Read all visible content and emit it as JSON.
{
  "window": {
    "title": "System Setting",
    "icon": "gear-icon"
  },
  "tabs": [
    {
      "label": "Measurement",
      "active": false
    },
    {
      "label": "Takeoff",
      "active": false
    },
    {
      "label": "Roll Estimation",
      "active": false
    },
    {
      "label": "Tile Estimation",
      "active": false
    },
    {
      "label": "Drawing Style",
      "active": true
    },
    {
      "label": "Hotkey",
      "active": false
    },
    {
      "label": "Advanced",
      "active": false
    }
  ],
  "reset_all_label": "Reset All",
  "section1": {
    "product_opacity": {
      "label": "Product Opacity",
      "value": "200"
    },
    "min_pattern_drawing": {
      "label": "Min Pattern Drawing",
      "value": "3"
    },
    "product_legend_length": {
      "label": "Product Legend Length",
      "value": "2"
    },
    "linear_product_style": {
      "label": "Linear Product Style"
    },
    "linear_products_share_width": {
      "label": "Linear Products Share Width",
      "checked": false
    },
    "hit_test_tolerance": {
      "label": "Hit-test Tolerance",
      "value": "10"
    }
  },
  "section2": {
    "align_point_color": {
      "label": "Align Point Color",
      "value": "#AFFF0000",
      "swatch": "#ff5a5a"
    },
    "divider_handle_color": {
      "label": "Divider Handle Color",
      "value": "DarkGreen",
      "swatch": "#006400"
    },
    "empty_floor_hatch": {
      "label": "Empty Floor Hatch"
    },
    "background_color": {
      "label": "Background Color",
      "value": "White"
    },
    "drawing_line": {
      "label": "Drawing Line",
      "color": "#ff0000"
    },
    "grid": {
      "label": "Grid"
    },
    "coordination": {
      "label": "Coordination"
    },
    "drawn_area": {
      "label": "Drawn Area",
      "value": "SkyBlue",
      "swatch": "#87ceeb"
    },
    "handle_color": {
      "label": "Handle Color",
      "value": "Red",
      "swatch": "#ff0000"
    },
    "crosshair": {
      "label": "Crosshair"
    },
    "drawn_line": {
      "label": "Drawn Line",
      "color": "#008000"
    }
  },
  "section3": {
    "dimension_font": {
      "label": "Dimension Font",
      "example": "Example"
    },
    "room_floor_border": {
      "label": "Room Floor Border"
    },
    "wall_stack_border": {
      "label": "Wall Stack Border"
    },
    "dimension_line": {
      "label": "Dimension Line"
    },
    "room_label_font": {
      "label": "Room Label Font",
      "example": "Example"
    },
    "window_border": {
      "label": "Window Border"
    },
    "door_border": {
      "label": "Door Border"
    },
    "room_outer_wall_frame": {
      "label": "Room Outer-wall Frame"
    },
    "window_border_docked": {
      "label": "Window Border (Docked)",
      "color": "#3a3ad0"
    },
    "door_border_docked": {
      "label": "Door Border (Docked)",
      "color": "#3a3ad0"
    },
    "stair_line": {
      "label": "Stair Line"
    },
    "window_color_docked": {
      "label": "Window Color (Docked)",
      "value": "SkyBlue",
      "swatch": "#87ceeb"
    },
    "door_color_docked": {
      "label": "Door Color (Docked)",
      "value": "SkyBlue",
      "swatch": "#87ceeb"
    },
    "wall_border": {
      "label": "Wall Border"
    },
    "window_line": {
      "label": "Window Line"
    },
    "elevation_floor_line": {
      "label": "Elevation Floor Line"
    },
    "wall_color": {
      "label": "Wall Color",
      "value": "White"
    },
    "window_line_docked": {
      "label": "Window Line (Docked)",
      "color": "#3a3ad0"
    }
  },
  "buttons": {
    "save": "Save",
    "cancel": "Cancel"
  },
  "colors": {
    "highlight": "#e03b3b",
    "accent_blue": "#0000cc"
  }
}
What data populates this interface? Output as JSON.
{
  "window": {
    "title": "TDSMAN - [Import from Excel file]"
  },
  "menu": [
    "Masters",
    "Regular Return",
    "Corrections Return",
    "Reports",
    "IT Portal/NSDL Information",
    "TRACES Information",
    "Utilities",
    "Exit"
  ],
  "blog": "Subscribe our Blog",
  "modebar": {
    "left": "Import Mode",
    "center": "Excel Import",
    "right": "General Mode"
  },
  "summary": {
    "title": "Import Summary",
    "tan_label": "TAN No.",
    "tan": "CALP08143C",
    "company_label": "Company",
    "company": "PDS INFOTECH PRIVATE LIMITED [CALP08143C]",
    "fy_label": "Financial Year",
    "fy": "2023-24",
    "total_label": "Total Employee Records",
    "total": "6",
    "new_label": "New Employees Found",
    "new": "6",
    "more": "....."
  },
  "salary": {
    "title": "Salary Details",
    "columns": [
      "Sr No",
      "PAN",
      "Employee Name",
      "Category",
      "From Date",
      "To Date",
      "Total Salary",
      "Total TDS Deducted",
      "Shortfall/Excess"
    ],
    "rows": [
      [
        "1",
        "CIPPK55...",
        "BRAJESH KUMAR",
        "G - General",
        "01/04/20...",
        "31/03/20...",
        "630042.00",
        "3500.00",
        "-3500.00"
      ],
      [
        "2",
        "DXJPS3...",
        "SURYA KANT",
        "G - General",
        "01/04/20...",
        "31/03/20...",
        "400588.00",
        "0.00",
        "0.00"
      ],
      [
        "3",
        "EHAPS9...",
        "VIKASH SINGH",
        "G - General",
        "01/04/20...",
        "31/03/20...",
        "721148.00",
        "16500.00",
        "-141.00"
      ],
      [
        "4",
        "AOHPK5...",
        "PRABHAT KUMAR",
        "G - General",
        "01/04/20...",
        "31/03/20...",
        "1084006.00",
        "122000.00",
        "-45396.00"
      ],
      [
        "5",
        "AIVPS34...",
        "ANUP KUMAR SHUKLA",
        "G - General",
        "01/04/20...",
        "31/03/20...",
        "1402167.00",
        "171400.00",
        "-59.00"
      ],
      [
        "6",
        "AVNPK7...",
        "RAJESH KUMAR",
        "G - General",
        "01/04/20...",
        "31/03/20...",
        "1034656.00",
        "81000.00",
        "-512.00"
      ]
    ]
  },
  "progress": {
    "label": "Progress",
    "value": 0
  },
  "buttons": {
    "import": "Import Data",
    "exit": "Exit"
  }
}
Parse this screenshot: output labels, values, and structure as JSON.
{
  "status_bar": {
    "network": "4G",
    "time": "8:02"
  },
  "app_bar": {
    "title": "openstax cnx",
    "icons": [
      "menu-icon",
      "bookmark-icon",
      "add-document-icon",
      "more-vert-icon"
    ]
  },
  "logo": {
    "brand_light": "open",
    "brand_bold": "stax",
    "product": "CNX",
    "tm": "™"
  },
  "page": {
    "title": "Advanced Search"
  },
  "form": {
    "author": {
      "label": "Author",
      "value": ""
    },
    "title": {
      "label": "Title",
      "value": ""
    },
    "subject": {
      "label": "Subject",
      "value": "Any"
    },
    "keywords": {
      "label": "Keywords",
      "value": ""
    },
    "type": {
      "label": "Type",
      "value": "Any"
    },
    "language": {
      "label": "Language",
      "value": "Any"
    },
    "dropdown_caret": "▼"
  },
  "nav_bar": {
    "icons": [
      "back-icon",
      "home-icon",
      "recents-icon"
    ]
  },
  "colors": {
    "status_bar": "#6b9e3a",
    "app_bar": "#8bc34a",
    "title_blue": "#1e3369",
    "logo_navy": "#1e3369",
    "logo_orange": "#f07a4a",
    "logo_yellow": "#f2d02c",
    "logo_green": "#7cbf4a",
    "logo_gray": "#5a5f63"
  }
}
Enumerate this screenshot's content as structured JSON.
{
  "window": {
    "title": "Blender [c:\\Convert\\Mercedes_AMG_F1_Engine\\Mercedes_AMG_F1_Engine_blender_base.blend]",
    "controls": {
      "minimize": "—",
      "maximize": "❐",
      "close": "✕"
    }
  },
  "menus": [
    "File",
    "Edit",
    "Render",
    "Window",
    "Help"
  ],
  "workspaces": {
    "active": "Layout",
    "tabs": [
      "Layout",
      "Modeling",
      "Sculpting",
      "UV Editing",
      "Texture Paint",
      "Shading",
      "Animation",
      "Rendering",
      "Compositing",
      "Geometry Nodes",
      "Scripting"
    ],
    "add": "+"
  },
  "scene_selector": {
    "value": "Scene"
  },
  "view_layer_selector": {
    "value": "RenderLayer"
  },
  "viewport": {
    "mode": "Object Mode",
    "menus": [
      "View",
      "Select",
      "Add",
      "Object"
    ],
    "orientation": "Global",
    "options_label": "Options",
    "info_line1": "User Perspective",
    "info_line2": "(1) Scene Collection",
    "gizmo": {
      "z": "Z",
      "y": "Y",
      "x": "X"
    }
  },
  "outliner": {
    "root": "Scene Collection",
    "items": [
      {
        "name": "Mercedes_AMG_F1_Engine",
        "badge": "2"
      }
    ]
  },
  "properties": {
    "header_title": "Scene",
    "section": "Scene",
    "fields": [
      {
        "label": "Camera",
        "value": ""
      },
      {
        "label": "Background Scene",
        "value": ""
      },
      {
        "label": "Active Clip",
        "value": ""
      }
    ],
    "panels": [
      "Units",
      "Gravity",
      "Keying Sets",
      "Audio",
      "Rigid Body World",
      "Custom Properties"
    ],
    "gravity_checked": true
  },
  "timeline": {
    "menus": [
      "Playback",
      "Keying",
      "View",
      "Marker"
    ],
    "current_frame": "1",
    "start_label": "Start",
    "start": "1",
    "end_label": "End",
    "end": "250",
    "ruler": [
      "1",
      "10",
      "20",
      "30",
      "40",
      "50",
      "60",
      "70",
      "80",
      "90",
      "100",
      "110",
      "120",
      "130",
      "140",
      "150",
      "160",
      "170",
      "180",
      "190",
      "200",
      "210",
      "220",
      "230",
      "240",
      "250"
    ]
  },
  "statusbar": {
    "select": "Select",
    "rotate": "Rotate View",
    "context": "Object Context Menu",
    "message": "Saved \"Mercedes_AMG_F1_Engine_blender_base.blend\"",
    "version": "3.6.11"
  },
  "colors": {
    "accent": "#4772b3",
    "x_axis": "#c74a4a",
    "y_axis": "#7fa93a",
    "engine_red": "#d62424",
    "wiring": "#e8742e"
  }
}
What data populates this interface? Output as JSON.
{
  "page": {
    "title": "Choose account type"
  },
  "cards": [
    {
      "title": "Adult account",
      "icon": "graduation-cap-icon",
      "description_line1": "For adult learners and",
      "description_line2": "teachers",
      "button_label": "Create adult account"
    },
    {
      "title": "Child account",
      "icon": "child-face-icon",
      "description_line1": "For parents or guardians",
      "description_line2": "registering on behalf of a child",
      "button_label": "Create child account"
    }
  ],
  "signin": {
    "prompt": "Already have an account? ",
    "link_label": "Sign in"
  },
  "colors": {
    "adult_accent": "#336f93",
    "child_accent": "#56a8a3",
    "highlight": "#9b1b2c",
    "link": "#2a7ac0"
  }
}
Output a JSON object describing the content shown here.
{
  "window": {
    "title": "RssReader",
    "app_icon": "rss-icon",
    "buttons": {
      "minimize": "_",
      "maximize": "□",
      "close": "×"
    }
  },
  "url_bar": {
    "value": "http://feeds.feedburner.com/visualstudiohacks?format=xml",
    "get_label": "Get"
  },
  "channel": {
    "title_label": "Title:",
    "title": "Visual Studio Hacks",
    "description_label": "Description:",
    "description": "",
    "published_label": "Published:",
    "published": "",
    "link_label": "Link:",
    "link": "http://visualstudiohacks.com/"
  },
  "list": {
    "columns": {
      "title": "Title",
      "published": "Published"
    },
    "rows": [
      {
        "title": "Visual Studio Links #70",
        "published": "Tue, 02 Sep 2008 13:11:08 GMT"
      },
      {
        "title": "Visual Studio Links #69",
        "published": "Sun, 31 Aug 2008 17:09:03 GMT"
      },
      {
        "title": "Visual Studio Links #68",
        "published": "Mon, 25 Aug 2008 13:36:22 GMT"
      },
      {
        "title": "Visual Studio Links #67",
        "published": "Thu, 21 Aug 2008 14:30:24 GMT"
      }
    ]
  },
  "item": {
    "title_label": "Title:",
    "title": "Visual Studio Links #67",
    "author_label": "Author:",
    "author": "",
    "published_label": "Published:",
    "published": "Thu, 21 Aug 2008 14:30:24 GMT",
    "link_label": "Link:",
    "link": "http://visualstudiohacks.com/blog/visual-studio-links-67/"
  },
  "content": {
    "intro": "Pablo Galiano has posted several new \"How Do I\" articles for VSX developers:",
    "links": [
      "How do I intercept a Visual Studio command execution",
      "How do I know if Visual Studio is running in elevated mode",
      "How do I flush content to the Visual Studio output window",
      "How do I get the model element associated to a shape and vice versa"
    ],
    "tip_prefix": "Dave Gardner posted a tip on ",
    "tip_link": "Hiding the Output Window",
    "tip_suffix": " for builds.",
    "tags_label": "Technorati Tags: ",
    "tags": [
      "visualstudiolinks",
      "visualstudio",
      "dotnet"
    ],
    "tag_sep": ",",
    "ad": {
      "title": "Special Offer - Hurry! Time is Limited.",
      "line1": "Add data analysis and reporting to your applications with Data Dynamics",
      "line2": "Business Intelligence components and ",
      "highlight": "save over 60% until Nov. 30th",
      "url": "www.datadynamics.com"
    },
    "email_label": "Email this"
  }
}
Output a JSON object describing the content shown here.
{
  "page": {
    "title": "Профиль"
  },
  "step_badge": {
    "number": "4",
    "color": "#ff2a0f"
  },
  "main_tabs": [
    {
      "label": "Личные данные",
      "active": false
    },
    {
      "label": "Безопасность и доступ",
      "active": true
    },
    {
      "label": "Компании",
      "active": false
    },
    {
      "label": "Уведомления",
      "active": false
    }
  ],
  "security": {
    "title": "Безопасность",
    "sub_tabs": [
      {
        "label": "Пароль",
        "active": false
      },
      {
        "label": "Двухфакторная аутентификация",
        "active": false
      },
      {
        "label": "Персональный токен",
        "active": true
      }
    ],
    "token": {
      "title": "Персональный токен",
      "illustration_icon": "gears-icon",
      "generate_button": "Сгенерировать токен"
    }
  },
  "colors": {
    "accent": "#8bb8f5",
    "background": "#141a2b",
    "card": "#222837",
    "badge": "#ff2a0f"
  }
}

□ □ □ □

● **YOUR OBJECTIVE**: Locate the lines above that hold the word "Return". Show every one of them.

● **THE OUTPUT**:
    "Regular Return",
    "Corrections Return",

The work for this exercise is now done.